__SHORT TASK__.
Write out the material exactly. Do not include the pictures.

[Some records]
↓↓↓

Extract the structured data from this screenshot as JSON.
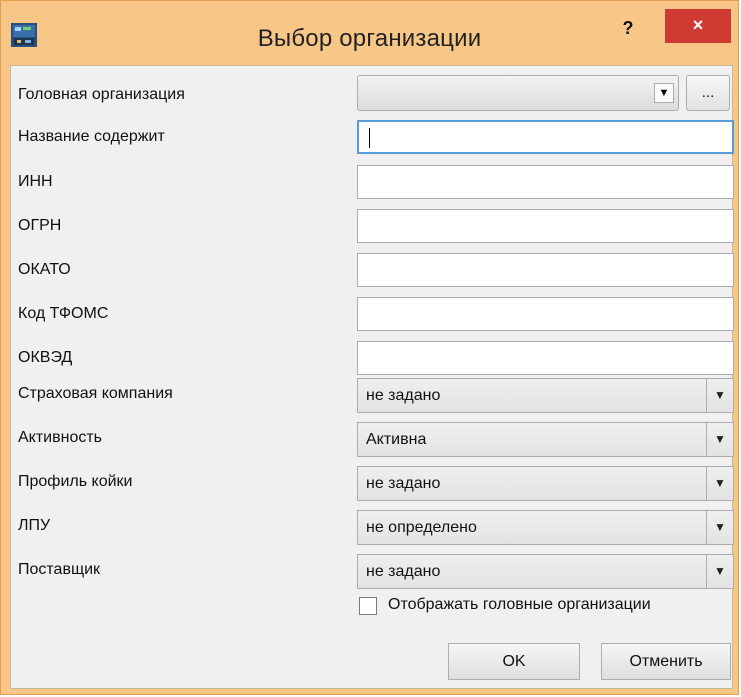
{
  "window": {
    "title": "Выбор организации",
    "help_label": "?",
    "close_label": "×"
  },
  "form": {
    "head_org_label": "Головная организация",
    "head_org_value": "",
    "browse_label": "...",
    "name_label": "Название содержит",
    "name_value": "",
    "inn_label": "ИНН",
    "inn_value": "",
    "ogrn_label": "ОГРН",
    "ogrn_value": "",
    "okato_label": "ОКАТО",
    "okato_value": "",
    "tfoms_label": "Код ТФОМС",
    "tfoms_value": "",
    "okved_label": "ОКВЭД",
    "okved_value": "",
    "insurance_label": "Страховая компания",
    "insurance_value": "не задано",
    "activity_label": "Активность",
    "activity_value": "Активна",
    "bed_profile_label": "Профиль койки",
    "bed_profile_value": "не задано",
    "lpu_label": "ЛПУ",
    "lpu_value": "не определено",
    "supplier_label": "Поставщик",
    "supplier_value": "не задано",
    "show_head_orgs_label": "Отображать головные организации",
    "show_head_orgs_checked": false
  },
  "buttons": {
    "ok_label": "OK",
    "cancel_label": "Отменить"
  },
  "icons": {
    "app": "app-icon",
    "dropdown": "chevron-down-icon"
  },
  "colors": {
    "frame": "#f8c787",
    "close_button": "#cf3a33",
    "focus_border": "#5a9bd8",
    "client_bg": "#f0f0f0"
  }
}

↑↑↑

__FULL RESPONSE__.
Extract the structured data from this screenshot as JSON.
{
  "window": {
    "title": "Выбор организации",
    "help_label": "?",
    "close_label": "×"
  },
  "form": {
    "head_org_label": "Головная организация",
    "head_org_value": "",
    "browse_label": "...",
    "name_label": "Название содержит",
    "name_value": "",
    "inn_label": "ИНН",
    "inn_value": "",
    "ogrn_label": "ОГРН",
    "ogrn_value": "",
    "okato_label": "ОКАТО",
    "okato_value": "",
    "tfoms_label": "Код ТФОМС",
    "tfoms_value": "",
    "okved_label": "ОКВЭД",
    "okved_value": "",
    "insurance_label": "Страховая компания",
    "insurance_value": "не задано",
    "activity_label": "Активность",
    "activity_value": "Активна",
    "bed_profile_label": "Профиль койки",
    "bed_profile_value": "не задано",
    "lpu_label": "ЛПУ",
    "lpu_value": "не определено",
    "supplier_label": "Поставщик",
    "supplier_value": "не задано",
    "show_head_orgs_label": "Отображать головные организации",
    "show_head_orgs_checked": false
  },
  "buttons": {
    "ok_label": "OK",
    "cancel_label": "Отменить"
  },
  "icons": {
    "app": "app-icon",
    "dropdown": "chevron-down-icon"
  },
  "colors": {
    "frame": "#f8c787",
    "close_button": "#cf3a33",
    "focus_border": "#5a9bd8",
    "client_bg": "#f0f0f0"
  }
}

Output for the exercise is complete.